Pick out each line of the records in which the word "text" appears.

(Rows from a dataset)
+ + + +
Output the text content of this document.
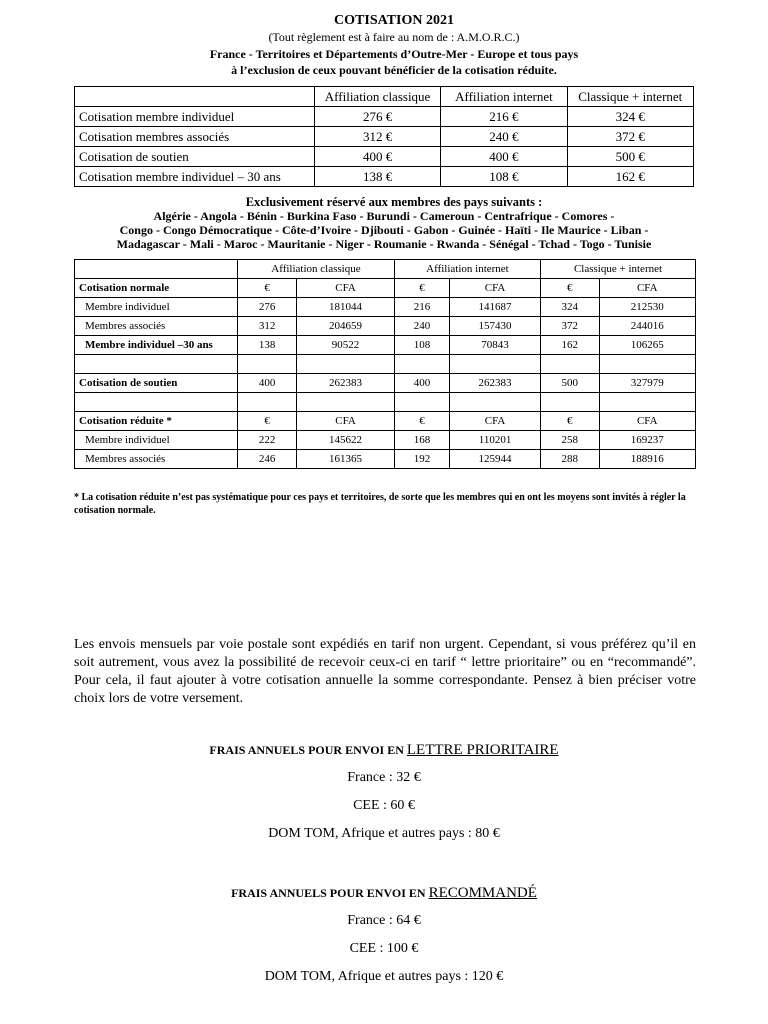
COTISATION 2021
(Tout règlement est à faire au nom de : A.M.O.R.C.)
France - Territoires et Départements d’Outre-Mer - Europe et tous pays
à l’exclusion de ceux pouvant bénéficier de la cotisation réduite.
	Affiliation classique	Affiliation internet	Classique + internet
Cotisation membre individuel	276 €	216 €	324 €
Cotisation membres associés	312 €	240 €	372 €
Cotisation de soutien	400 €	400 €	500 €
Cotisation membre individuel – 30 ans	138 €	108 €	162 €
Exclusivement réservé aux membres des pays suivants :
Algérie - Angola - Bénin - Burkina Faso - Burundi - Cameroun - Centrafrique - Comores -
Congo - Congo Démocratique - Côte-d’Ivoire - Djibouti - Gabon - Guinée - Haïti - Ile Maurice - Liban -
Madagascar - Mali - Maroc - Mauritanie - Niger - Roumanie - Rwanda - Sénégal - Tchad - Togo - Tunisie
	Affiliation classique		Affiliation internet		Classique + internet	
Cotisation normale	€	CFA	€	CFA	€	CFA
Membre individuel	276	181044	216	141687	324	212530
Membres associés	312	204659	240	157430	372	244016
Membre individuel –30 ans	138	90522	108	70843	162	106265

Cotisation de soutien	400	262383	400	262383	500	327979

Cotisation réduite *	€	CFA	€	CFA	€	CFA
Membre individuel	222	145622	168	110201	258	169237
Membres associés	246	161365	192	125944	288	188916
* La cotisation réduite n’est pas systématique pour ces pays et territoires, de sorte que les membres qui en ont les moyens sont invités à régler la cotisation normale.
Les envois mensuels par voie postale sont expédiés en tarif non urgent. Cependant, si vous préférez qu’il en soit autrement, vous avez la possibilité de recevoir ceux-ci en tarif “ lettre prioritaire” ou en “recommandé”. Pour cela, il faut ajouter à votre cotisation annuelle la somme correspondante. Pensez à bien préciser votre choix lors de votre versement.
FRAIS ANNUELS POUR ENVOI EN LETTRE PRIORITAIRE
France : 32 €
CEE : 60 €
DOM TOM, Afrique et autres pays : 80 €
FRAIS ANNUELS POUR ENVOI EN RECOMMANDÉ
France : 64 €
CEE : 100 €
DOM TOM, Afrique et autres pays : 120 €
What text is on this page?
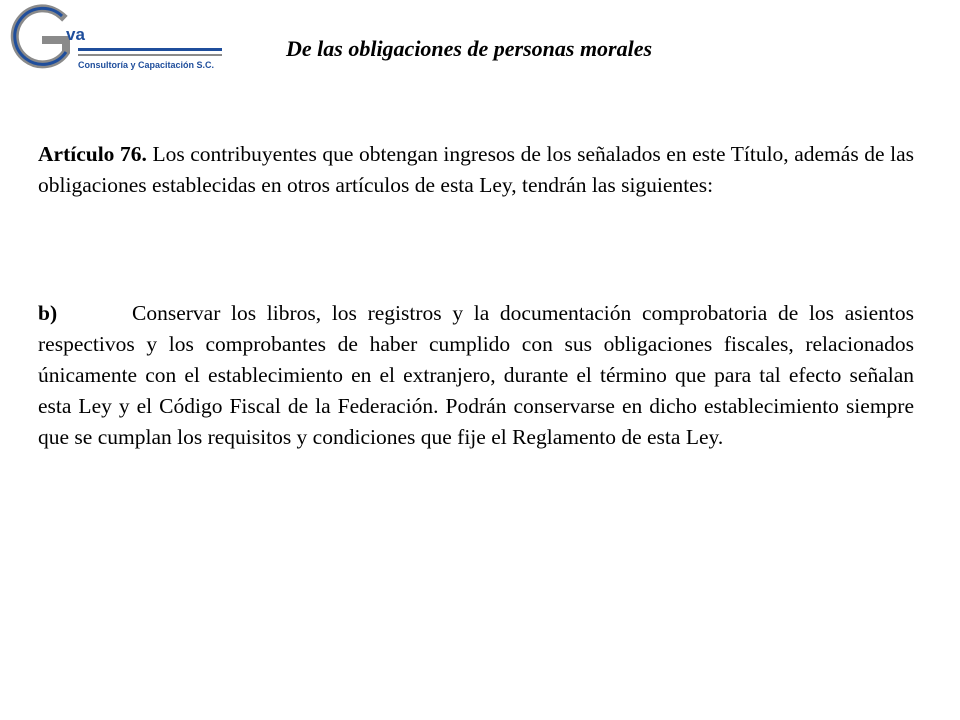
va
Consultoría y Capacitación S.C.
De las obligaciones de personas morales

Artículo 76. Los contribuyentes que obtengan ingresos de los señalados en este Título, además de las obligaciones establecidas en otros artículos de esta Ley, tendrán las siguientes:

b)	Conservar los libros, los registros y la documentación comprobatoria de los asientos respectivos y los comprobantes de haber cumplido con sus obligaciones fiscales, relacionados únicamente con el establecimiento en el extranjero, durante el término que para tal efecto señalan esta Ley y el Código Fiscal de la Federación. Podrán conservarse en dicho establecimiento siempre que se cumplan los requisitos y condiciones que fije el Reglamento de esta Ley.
+ + + +
● **TASK RESPONSE**
Output the text content of this document.
What text is on this page?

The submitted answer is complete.